• **What the exercise asks**:
Take from the listing each line that has the string "price".
□ □ □ □
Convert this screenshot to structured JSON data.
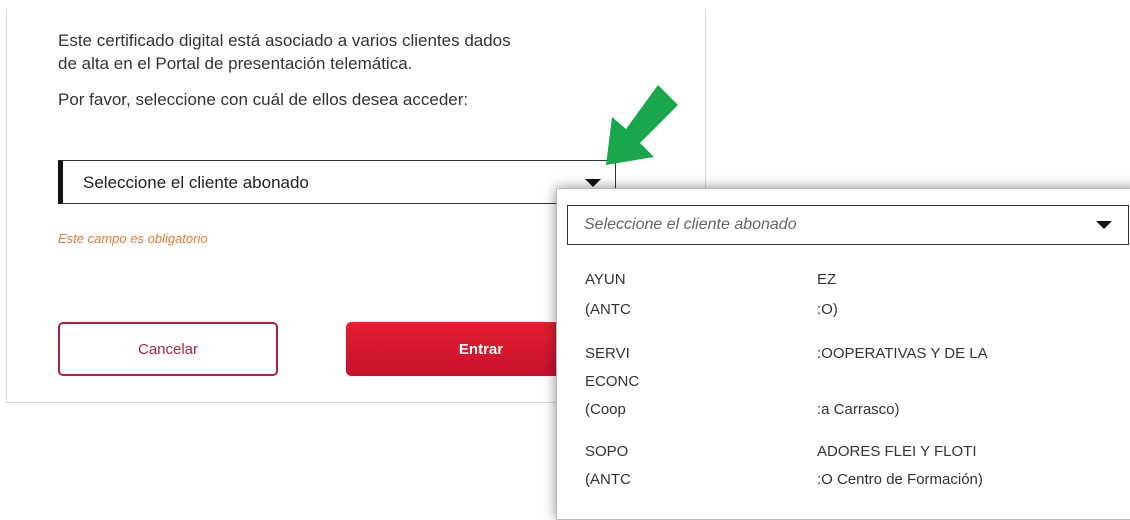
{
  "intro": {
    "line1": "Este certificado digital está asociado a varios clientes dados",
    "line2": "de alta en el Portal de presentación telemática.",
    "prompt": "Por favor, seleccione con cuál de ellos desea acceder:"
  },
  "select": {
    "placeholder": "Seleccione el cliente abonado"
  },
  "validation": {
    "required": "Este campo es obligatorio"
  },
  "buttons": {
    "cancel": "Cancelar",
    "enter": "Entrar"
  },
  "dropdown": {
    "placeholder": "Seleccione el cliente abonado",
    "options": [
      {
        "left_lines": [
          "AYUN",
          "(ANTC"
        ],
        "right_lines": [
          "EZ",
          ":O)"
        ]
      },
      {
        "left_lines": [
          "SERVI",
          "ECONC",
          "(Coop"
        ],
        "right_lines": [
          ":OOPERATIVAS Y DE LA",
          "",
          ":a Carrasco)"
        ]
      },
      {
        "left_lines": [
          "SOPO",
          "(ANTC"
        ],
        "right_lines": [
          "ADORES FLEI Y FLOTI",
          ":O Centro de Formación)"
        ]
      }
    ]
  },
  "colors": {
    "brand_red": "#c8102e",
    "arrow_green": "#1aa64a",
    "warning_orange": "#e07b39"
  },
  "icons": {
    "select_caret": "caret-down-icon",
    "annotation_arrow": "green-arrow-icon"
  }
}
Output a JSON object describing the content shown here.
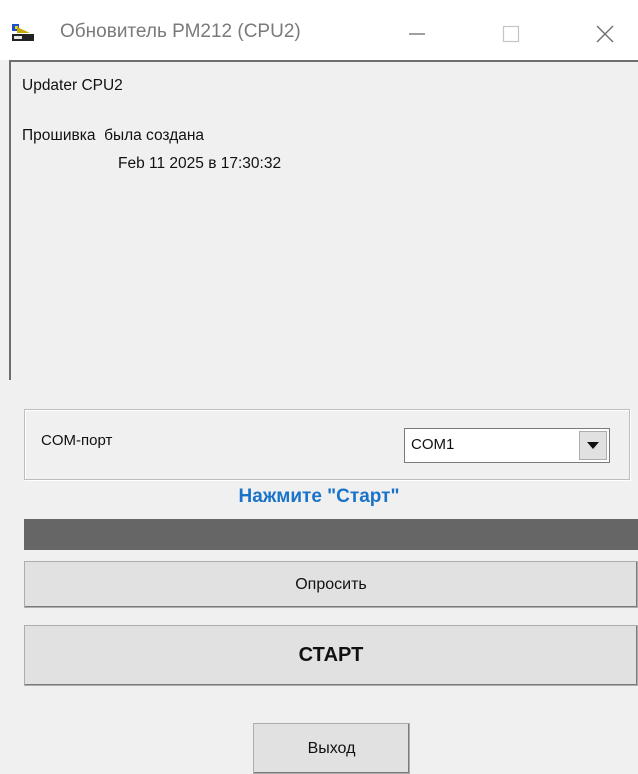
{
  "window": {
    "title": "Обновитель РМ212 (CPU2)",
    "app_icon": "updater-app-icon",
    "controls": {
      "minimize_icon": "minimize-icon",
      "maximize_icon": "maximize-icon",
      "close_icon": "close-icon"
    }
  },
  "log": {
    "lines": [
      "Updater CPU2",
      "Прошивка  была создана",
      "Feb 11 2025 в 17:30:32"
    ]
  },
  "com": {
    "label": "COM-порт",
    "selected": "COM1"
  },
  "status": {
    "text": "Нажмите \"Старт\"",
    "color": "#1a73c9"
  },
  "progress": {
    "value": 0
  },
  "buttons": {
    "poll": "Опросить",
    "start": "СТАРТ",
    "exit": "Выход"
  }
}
□ □ □ □
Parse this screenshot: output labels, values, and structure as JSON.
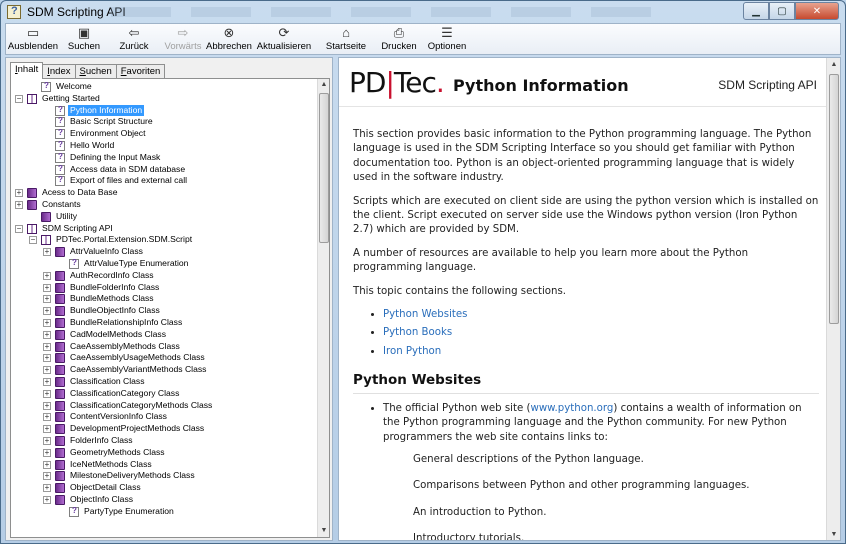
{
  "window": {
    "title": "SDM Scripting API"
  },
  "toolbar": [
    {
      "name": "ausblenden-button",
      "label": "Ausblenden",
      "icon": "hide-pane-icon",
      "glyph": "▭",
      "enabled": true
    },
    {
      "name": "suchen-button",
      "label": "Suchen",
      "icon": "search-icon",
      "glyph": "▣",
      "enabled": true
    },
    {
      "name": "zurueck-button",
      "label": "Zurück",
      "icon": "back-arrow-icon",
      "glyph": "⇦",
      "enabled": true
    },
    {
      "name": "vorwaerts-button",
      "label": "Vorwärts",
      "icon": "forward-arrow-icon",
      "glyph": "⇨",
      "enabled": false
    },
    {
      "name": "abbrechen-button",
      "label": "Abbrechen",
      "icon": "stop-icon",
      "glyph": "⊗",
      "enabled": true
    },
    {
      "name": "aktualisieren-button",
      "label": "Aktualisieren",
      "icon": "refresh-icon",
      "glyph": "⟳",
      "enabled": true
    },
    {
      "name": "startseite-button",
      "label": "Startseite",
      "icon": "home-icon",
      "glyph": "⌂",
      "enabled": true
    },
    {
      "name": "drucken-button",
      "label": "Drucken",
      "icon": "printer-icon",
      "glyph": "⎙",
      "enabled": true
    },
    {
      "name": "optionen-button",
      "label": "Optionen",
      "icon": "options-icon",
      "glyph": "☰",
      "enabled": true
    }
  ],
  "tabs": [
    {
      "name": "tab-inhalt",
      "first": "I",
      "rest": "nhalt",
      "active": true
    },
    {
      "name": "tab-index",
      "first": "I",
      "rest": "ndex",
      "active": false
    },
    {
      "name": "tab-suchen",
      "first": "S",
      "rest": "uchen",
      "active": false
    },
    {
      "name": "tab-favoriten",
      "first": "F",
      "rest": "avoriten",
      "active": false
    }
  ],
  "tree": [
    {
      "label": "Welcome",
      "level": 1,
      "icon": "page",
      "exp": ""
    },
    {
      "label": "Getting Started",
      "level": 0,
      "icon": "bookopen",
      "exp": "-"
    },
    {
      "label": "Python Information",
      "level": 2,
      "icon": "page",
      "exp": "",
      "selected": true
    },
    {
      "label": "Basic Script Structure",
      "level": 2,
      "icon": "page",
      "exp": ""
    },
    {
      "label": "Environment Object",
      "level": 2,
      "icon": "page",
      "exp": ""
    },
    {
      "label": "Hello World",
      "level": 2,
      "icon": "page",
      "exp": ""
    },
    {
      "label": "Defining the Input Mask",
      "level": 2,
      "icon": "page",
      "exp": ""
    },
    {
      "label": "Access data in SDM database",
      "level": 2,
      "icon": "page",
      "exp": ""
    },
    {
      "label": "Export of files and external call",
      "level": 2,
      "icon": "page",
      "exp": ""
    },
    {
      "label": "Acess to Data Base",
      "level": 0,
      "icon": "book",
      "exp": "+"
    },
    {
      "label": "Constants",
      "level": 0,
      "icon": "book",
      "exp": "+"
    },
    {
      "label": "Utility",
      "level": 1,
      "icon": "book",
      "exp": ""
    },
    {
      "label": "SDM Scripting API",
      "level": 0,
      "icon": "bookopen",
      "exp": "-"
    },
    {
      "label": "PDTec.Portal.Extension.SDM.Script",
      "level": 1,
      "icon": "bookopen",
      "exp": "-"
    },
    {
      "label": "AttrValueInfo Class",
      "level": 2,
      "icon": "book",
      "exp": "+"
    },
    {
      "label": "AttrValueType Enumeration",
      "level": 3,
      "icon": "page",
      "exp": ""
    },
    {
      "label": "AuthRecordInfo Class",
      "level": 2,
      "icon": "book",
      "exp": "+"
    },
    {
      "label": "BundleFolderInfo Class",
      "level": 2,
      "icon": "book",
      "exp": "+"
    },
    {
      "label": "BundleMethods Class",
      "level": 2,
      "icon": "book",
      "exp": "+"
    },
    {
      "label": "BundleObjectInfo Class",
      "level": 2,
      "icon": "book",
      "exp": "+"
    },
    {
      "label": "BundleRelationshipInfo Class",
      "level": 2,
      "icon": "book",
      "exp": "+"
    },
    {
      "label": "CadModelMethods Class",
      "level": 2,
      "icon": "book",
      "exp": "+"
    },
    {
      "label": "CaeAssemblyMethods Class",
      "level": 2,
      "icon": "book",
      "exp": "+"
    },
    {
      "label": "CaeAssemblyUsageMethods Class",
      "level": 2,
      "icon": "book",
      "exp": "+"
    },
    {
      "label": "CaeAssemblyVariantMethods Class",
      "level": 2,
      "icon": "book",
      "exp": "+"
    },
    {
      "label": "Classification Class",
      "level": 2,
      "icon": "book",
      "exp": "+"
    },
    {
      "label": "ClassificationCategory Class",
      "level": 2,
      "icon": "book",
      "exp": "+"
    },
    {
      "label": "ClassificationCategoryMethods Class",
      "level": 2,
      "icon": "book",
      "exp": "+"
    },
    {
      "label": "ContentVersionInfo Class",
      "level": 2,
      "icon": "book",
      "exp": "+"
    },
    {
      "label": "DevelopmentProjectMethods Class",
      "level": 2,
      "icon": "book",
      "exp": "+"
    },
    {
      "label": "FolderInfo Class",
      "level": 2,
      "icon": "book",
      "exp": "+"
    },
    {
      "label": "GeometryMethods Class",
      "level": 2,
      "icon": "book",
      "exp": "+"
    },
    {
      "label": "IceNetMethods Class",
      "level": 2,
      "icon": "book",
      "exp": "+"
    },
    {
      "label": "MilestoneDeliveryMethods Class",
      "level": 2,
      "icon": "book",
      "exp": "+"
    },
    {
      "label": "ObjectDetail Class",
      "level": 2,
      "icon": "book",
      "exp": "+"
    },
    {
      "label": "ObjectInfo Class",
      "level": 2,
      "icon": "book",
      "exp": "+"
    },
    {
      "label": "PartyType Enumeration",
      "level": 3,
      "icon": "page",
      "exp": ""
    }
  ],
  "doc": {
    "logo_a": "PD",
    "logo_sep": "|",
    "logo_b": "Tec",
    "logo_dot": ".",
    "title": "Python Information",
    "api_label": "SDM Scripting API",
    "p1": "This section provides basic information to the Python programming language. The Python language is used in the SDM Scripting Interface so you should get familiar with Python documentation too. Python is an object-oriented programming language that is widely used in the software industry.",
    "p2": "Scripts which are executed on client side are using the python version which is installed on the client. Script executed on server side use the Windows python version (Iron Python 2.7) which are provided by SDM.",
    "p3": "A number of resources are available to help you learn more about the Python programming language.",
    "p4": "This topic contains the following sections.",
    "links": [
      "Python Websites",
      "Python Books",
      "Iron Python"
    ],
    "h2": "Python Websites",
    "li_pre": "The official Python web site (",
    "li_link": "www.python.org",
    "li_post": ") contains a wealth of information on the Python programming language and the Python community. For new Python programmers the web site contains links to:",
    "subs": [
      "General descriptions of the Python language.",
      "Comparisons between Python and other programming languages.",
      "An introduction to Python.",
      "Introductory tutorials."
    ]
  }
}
□ □ □ □
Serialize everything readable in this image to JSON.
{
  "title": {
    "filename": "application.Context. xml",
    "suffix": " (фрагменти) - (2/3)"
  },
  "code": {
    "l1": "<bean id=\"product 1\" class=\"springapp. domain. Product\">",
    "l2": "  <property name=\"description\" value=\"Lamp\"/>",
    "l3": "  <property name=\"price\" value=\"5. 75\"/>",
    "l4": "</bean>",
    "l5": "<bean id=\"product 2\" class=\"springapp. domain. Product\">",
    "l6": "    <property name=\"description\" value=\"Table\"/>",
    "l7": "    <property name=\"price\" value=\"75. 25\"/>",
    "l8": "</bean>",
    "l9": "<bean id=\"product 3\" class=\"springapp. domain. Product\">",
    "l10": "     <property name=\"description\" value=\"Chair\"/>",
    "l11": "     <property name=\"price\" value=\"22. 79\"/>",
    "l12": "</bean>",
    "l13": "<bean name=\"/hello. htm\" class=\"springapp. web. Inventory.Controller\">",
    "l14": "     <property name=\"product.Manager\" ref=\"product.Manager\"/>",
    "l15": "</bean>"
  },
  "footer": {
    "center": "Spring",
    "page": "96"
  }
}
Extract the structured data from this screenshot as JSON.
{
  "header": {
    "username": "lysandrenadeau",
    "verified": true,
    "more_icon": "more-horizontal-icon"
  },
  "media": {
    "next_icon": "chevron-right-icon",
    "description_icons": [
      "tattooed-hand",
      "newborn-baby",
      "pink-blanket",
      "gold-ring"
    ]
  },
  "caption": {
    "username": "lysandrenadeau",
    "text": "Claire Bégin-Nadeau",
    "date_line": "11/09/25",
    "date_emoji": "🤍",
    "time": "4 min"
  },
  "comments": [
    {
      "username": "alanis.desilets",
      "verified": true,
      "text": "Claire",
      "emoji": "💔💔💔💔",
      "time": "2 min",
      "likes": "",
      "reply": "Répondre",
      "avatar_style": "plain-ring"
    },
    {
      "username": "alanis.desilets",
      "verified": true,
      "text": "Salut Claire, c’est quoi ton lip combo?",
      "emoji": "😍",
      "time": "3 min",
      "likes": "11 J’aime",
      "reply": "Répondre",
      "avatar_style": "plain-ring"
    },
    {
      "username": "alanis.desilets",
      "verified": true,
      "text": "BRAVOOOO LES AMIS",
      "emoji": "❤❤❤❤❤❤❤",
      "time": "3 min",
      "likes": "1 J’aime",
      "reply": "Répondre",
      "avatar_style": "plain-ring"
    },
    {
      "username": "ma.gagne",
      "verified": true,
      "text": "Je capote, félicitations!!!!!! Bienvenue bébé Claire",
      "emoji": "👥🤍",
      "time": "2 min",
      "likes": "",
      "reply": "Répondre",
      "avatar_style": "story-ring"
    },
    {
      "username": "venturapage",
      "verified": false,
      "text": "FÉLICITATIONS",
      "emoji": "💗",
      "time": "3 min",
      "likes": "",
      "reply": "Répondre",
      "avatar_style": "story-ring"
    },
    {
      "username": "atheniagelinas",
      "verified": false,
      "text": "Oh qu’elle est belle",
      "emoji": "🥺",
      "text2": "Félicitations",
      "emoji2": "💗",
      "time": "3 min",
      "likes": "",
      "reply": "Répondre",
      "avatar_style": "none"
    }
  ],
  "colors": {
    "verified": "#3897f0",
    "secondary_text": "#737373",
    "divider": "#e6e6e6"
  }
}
□ □ □ □
• **The completed task**:
    "l3": "  <property name=\"price\" value=\"5. 75\"/>",
    "l7": "    <property name=\"price\" value=\"75. 25\"/>",
    "l11": "     <property name=\"price\" value=\"22. 79\"/>",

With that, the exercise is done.